EXERCISE PROMPT →
Look for "Правительства" in each line of the entries, and return the matching lines.

╭─ THE DATA

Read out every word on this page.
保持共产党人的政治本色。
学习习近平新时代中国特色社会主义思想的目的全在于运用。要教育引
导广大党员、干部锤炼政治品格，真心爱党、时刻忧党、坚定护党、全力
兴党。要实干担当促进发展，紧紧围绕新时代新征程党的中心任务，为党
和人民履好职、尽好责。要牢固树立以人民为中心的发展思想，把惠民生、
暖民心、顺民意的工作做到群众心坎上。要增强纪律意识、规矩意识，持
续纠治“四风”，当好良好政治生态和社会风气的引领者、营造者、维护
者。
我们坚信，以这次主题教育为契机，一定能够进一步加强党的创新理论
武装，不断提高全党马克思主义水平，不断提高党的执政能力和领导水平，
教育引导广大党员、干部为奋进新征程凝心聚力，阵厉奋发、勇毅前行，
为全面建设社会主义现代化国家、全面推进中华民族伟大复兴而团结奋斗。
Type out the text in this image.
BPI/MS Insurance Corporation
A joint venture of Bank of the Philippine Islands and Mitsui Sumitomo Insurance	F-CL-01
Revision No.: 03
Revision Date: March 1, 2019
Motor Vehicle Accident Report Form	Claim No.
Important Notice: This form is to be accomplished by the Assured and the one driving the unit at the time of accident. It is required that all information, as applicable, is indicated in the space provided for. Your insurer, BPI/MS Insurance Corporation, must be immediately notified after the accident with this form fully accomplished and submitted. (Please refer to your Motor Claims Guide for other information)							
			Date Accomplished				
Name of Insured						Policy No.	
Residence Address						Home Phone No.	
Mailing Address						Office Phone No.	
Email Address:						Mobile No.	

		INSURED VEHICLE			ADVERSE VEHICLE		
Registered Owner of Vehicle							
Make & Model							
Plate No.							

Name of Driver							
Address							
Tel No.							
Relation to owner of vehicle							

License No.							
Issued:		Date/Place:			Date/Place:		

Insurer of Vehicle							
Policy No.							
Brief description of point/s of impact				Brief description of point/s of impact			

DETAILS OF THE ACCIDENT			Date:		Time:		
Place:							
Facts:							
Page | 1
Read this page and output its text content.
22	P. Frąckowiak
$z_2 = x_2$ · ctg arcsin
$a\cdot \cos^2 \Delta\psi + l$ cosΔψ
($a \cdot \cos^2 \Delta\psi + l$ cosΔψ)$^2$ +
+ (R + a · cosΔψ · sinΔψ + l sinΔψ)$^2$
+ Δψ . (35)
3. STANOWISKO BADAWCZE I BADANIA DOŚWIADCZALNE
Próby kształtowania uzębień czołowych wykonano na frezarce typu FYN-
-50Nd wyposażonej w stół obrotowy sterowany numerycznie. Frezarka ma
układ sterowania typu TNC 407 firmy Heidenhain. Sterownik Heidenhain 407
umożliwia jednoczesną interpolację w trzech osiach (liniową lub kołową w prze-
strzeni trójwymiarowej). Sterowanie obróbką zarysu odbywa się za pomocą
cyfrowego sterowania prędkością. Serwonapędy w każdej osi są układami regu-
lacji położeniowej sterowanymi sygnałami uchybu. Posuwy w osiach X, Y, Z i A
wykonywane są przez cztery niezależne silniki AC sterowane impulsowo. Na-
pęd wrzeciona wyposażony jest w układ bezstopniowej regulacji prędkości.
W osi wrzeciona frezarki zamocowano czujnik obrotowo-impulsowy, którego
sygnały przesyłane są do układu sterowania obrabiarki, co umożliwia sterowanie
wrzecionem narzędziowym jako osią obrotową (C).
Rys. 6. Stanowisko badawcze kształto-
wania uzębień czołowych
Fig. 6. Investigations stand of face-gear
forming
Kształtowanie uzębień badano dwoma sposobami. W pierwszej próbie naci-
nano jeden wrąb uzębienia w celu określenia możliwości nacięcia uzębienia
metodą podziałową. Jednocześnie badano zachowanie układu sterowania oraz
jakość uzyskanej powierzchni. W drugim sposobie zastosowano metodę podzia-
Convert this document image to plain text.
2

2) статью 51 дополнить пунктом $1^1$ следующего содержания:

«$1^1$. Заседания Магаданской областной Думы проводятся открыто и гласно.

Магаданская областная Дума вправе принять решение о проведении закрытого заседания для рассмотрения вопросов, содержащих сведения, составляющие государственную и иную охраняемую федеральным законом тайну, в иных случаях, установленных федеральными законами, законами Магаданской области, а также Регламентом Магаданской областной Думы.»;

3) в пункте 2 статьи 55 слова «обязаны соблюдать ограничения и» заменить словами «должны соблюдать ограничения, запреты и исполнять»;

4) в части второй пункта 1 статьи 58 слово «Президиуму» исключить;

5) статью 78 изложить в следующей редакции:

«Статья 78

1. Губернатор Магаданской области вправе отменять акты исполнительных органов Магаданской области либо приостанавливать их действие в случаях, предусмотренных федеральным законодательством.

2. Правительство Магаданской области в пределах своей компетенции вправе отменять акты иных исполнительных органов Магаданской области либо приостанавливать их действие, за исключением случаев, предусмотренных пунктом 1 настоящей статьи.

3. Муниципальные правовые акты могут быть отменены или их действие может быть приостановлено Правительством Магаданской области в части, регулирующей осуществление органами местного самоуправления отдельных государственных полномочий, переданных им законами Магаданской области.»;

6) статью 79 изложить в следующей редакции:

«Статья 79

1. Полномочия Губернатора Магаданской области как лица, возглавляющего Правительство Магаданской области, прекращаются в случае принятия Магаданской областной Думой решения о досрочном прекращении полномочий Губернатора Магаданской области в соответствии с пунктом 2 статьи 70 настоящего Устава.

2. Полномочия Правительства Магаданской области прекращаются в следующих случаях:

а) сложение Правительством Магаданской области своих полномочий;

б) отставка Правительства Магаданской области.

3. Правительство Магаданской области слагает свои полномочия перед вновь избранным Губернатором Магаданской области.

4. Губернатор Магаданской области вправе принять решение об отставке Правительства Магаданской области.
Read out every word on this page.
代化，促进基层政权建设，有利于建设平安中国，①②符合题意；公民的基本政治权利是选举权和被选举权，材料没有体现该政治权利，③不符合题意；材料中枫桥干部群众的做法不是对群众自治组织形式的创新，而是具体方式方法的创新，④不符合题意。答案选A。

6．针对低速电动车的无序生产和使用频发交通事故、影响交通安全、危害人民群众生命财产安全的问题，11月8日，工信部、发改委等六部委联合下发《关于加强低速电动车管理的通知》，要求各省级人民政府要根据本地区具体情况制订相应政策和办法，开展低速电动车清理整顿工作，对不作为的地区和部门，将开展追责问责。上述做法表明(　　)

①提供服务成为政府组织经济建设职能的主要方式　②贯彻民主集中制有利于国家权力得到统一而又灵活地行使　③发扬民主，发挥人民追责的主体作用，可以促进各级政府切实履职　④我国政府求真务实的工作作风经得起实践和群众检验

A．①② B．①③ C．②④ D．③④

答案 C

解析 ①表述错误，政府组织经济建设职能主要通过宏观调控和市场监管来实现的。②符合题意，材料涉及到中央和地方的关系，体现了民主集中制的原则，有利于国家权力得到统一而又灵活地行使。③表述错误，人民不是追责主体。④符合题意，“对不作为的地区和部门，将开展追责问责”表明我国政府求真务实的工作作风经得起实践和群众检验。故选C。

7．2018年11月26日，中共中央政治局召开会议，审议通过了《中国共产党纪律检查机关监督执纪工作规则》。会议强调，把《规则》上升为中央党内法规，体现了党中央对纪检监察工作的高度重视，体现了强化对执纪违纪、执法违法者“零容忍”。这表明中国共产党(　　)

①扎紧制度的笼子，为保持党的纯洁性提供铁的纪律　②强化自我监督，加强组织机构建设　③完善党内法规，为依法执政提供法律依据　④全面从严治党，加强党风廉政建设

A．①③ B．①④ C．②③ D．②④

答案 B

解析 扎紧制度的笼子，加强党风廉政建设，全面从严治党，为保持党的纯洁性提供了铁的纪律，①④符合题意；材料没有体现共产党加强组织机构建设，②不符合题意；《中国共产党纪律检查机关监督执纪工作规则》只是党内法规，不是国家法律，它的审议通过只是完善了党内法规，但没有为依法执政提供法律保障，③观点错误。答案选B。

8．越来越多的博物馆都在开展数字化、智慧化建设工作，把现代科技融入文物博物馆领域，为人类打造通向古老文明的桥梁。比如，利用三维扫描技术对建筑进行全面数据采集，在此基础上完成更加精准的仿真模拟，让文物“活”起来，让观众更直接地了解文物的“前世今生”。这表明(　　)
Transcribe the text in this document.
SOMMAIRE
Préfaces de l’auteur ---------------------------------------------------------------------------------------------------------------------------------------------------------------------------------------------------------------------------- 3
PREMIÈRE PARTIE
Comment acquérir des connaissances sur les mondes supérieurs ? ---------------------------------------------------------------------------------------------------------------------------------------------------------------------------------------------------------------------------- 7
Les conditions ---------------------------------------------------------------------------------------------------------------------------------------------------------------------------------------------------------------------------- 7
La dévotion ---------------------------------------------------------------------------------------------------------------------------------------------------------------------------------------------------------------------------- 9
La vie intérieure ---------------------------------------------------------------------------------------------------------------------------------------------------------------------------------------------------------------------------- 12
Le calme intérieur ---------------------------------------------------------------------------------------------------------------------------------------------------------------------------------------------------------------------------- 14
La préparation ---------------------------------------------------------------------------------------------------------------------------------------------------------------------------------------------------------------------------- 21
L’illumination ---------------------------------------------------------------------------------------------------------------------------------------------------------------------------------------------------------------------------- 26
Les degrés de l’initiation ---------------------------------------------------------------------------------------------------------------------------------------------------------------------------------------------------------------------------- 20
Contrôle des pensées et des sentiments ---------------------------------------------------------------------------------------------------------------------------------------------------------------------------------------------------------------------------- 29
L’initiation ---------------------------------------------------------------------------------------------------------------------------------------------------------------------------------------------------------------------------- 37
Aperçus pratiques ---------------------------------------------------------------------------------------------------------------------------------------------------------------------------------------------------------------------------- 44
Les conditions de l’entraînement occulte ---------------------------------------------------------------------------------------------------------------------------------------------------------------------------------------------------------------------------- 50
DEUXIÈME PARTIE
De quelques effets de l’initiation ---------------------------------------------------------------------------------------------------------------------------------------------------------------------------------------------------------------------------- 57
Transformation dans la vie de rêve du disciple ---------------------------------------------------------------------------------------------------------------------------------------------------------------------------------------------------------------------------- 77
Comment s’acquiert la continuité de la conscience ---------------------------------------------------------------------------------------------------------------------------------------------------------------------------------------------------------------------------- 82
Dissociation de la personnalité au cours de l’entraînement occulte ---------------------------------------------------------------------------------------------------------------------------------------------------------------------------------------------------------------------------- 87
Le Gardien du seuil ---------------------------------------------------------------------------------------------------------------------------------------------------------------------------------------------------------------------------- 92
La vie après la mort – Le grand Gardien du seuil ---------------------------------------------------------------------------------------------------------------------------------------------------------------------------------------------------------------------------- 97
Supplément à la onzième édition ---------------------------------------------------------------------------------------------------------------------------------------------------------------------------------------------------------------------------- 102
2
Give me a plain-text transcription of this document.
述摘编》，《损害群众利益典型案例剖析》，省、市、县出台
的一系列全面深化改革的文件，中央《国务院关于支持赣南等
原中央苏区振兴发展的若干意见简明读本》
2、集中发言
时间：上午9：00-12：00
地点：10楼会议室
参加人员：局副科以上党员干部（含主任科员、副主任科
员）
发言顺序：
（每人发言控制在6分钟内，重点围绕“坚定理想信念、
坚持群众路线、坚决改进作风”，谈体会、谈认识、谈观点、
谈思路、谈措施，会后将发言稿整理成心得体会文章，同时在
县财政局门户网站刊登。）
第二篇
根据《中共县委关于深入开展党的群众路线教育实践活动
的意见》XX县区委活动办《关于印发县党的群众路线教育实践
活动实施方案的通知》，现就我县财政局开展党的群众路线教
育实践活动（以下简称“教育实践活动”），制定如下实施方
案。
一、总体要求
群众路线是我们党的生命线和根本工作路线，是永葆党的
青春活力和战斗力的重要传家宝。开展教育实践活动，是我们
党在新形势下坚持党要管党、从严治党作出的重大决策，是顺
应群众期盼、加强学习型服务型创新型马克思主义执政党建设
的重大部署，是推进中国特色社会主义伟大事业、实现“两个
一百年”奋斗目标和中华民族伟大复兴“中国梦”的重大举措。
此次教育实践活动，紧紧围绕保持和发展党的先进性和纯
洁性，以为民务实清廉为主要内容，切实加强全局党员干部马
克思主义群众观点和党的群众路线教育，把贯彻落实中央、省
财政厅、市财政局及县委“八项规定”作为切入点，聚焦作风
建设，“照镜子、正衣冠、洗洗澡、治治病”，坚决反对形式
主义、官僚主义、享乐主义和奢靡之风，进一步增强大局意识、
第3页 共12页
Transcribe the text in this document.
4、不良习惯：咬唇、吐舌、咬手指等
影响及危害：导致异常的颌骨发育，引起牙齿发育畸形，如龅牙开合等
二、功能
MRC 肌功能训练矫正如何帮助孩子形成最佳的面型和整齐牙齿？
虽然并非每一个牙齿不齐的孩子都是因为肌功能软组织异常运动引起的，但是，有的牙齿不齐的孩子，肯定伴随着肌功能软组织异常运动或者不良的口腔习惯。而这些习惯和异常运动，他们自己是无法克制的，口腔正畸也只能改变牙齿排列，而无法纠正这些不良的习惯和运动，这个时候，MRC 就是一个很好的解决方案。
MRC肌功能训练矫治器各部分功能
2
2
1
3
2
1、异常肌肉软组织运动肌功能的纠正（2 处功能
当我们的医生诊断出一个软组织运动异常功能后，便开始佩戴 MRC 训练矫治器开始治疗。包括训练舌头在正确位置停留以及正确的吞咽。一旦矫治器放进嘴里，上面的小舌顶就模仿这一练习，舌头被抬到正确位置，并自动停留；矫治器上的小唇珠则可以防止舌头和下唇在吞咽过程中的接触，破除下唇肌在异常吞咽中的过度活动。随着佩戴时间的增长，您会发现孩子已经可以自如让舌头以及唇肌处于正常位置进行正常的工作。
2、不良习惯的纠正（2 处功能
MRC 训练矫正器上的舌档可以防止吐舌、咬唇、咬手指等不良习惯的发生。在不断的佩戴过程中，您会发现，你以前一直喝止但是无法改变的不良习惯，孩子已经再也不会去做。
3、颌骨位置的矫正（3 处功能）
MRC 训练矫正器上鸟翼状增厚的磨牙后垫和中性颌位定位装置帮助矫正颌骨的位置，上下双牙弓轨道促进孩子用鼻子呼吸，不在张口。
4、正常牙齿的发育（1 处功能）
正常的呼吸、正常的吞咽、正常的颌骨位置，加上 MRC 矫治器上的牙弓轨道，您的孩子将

╰─

TASK RESPONSE →
2. Полномочия Правительства Магаданской области прекращаются в следующих случаях:
б) отставка Правительства Магаданской области.
4. Губернатор Магаданской области вправе принять решение об отставке Правительства Магаданской области.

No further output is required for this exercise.